• _Goal a_: In the Tehran excerpt, which book did the writer bring as the single book in the backpack?

I've just spent a frantic week in Tehran. Before departure, I had made a conscious decision; only one book in the backpack. Maximum concentration. I ended up choosing Pure War, the 2008 reprint by Semiotext(e) in LA of the 1983 Paul Virilio classic I had picked up at the revamped Foyles in London a few days back.

For a roving correspondent, going to Iran is always extra-special. Getting a press visa approved usually takes ages. This was my sixth trip - and I had no visa. Just a number, tied to a visa at the airport. Until the last minute, I thought I'd be deported from Imam Khomeini International - back to Abu Dhabi, which is now pretending to bomb The Caliph. Then, a small miracle; a VIP room, a visa in 10 minutes and the next I know I'm zooming intoan eerily deserted Tehran at sunrise on a Friday, past the psychedelic space station decked in green that is Imam Khomeini's shrine.

Why Virilio? Because he was the first to conceptualize that with the explosion of asymmetrical warfare, Total War had become local - on a global scale. I expanded on the theme in my 2007 book Globalistan and in my writings. Washington and Tel Aviv had been threatening to bomb Iran for years. Virilio was the first to assert that "peace" merely extends war by other means.

• _Goal b_: From the rows, take only the lines starting with the one containing "Enumerate the UI" and going on through the one containing "y-tick-label: 18 [129,449,193,507]", and output them as a Markdown table with the columns No. and Line. Leave out blank lines and the picture.

• _Data provided_:

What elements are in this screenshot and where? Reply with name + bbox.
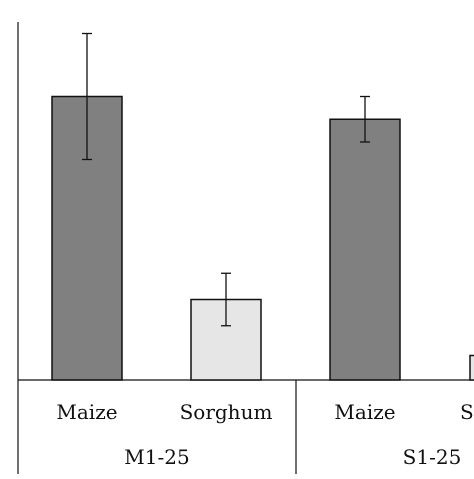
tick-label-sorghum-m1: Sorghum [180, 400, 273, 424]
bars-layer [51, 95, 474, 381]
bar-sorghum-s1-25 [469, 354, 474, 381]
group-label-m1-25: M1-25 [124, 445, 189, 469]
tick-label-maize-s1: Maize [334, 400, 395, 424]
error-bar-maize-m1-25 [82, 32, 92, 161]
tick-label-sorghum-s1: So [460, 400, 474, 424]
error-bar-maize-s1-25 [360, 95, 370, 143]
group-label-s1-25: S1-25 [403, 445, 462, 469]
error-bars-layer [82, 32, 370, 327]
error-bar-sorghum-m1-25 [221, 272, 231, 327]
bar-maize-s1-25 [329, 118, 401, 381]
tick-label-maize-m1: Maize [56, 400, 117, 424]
...
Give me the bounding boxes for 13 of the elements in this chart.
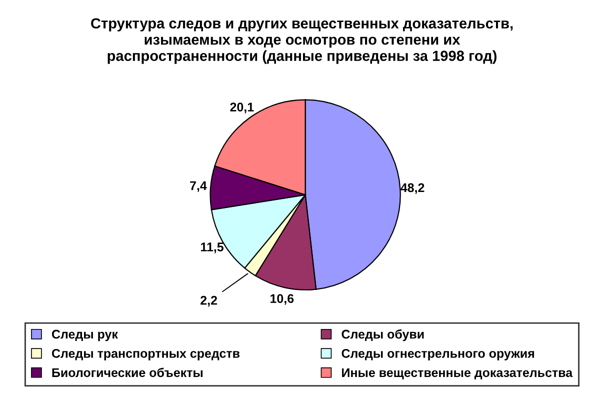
...
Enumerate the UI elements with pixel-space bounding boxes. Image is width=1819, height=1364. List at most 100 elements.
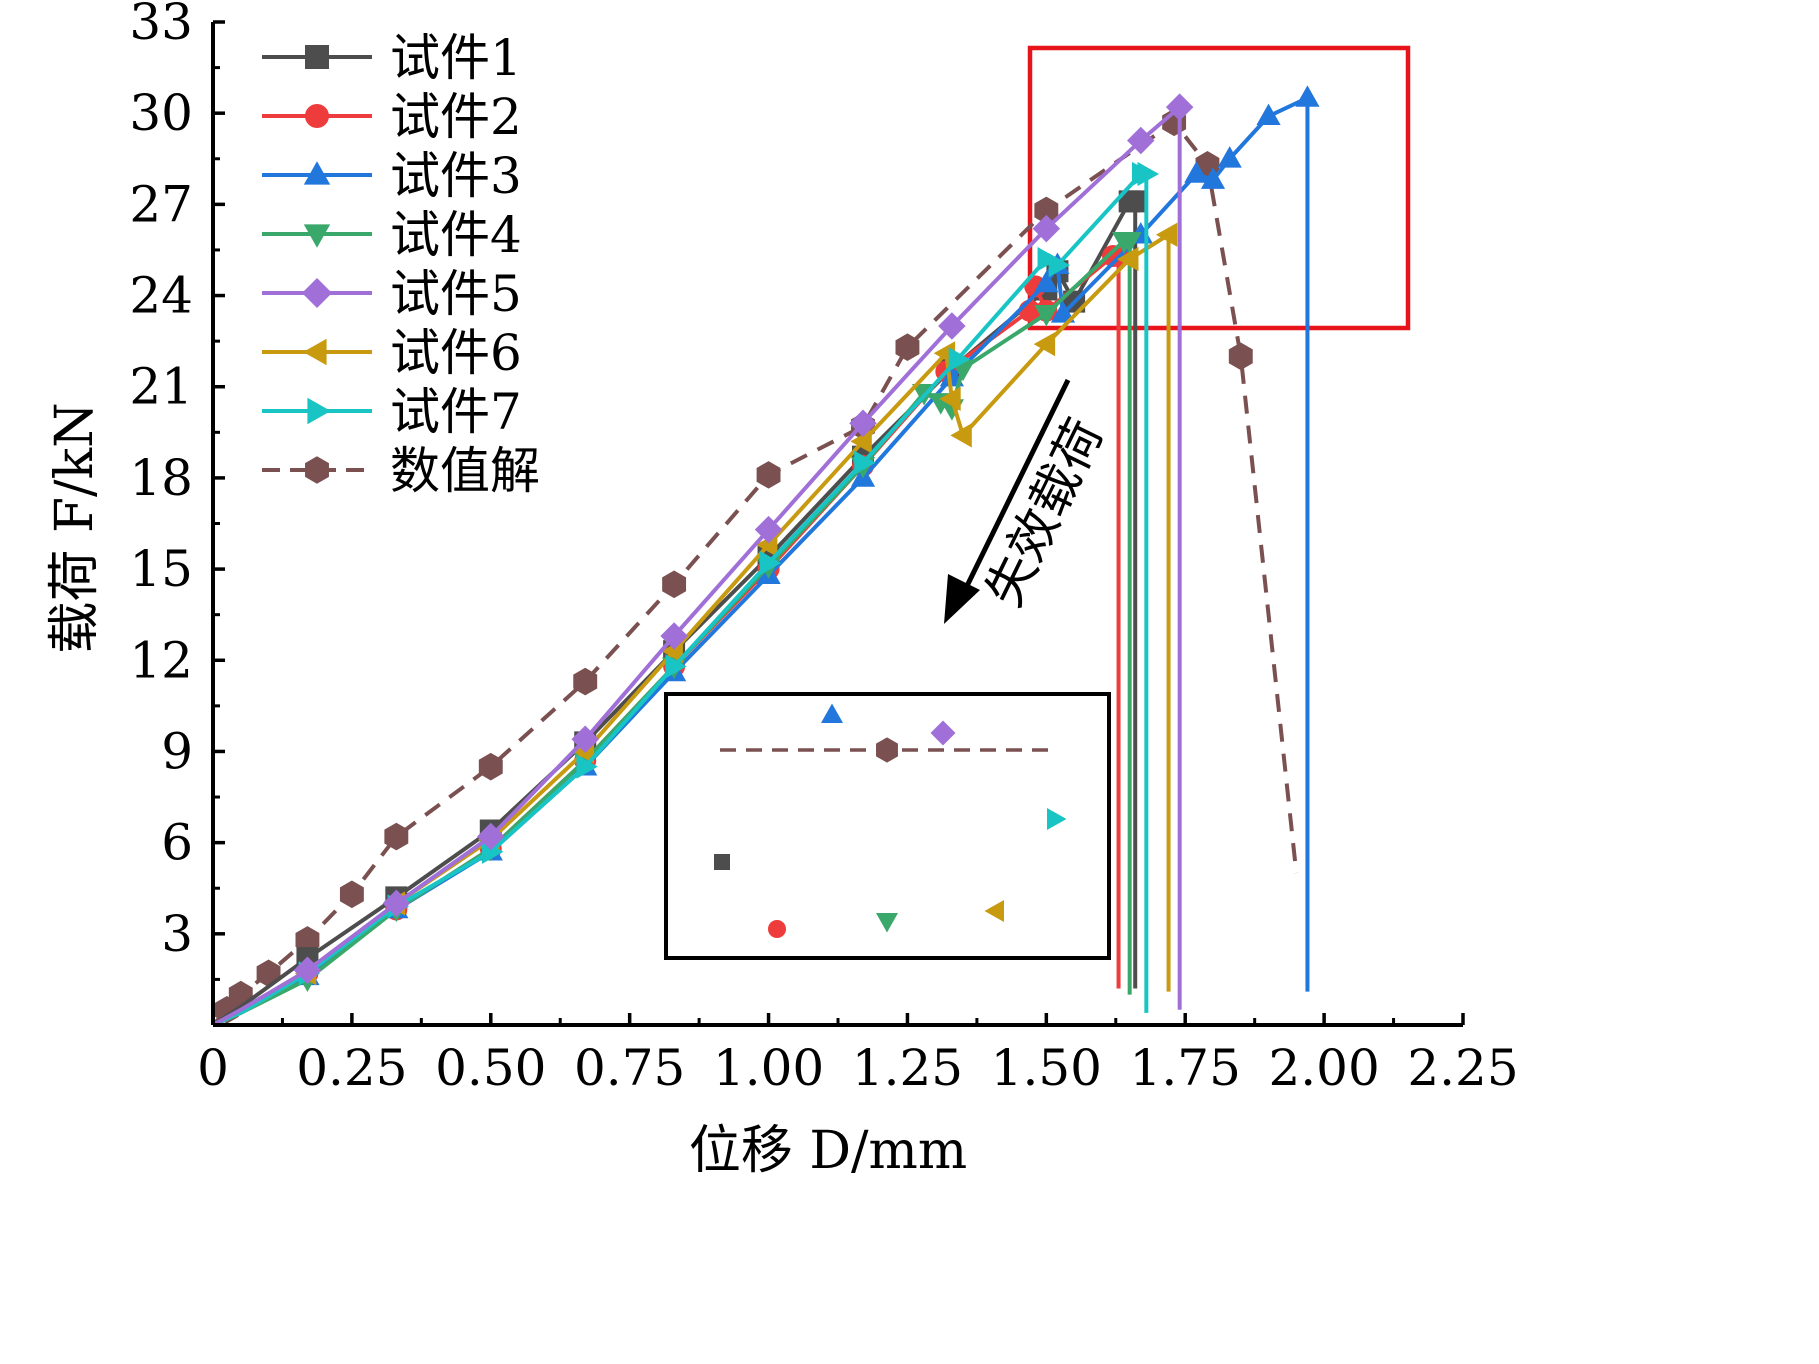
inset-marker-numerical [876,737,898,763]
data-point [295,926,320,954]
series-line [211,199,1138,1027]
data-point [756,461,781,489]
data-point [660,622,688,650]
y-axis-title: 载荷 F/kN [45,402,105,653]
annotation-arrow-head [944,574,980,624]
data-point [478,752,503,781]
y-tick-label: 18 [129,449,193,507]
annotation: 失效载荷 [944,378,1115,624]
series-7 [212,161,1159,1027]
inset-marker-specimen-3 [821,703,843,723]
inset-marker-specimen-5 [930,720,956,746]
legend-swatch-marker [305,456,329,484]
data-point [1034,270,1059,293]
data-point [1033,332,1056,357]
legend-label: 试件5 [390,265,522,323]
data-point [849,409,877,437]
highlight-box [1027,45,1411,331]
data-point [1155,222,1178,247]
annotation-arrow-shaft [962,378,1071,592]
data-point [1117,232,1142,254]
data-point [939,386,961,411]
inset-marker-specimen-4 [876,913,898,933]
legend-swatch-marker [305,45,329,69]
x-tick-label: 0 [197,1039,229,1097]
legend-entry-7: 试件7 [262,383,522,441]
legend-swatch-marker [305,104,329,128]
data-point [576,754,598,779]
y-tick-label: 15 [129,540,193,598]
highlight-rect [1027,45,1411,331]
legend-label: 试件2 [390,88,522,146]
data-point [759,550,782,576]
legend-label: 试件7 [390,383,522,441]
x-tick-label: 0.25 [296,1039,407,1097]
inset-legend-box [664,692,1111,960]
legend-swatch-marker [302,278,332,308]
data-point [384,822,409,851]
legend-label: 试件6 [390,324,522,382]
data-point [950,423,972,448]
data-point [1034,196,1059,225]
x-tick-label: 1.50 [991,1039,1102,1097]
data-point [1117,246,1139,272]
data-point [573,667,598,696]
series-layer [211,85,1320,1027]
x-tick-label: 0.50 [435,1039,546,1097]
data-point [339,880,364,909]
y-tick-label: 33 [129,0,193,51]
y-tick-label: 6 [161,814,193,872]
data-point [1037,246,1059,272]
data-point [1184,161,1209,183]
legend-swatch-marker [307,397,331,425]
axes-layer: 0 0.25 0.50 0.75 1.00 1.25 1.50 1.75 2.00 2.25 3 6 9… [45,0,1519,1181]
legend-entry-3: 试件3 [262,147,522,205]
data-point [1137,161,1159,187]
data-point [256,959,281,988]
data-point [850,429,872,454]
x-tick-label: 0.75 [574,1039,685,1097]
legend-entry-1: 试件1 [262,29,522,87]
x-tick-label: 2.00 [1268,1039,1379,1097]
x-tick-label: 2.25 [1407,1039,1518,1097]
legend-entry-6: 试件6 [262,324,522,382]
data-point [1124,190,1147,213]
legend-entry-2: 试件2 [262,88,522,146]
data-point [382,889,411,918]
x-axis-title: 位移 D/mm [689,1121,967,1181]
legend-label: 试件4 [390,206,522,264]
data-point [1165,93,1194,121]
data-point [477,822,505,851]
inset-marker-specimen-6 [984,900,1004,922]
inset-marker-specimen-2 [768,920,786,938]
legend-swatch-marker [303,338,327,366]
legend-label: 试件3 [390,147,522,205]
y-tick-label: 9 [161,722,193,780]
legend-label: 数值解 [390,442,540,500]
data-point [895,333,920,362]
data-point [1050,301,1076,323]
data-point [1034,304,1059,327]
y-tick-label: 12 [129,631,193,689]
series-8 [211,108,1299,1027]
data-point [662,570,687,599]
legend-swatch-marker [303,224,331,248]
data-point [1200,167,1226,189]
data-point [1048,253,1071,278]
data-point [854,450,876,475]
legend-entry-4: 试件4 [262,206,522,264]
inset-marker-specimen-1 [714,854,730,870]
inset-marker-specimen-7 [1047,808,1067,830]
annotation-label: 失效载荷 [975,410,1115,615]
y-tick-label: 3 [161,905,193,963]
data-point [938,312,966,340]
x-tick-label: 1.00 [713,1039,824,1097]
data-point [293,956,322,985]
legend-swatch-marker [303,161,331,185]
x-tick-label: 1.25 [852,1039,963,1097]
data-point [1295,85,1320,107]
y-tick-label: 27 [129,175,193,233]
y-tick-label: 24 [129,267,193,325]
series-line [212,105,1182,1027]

• _Task output a_: Pure War, the 2008 Semiotext(e) reprint of Paul Virilio's 1983 classic.

• _Task output b_:
| No. | Line |
|---|---|
| 1 | Enumerate the UI elements with pixel-space bounding boxes. Image is width=1819, height=1364. List at most 100 elements. |
| 2 | inset-marker-numerical [876,737,898,763] |
| 3 | data-point [295,926,320,954] |
| 4 | series-line [211,199,1138,1027] |
| 5 | data-point [756,461,781,489] |
| 6 | data-point [660,622,688,650] |
| 7 | y-axis-title: 载荷 F/kN [45,402,105,653] |
| 8 | annotation-arrow-head [944,574,980,624] |
| 9 | data-point [478,752,503,781] |
| 10 | y-tick-label: 18 [129,449,193,507] |